MATERIAL TO PROCESS:
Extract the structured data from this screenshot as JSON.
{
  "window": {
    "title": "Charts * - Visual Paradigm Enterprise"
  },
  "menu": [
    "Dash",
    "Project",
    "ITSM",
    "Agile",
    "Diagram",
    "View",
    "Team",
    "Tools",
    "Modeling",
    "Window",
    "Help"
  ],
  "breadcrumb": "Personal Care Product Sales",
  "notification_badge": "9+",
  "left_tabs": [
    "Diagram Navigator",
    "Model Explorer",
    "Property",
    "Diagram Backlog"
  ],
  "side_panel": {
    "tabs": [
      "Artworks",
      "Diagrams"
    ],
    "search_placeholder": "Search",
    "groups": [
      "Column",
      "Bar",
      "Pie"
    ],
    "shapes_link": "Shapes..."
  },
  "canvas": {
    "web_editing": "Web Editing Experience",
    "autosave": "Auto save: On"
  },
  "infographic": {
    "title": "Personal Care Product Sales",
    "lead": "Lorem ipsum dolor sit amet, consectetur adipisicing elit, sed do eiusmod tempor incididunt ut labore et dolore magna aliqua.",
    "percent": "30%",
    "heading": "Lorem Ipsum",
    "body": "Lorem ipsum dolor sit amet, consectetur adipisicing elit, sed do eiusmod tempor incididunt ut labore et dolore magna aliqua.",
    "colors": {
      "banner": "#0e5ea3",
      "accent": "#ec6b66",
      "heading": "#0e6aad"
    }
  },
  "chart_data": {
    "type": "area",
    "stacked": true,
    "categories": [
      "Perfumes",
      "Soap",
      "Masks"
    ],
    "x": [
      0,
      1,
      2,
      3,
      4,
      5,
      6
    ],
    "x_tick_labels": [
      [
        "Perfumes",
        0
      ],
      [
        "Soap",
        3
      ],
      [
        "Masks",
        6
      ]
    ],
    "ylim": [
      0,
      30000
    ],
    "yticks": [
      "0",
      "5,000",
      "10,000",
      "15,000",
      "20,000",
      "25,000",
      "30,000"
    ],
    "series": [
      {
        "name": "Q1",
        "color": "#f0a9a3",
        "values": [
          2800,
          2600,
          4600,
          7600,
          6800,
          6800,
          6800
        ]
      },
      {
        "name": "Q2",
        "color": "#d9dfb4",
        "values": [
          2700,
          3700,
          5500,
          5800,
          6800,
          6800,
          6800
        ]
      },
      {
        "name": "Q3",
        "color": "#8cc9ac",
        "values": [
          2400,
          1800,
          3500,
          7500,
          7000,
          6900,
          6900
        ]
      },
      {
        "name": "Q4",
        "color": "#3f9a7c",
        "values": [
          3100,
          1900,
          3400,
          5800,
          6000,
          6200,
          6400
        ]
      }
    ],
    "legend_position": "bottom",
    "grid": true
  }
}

OBJECTIVE:
Pick out every line with the string "heading" and copy it.

ANSWER IN FULL:
    "heading": "Lorem Ipsum",
      "heading": "#0e6aad"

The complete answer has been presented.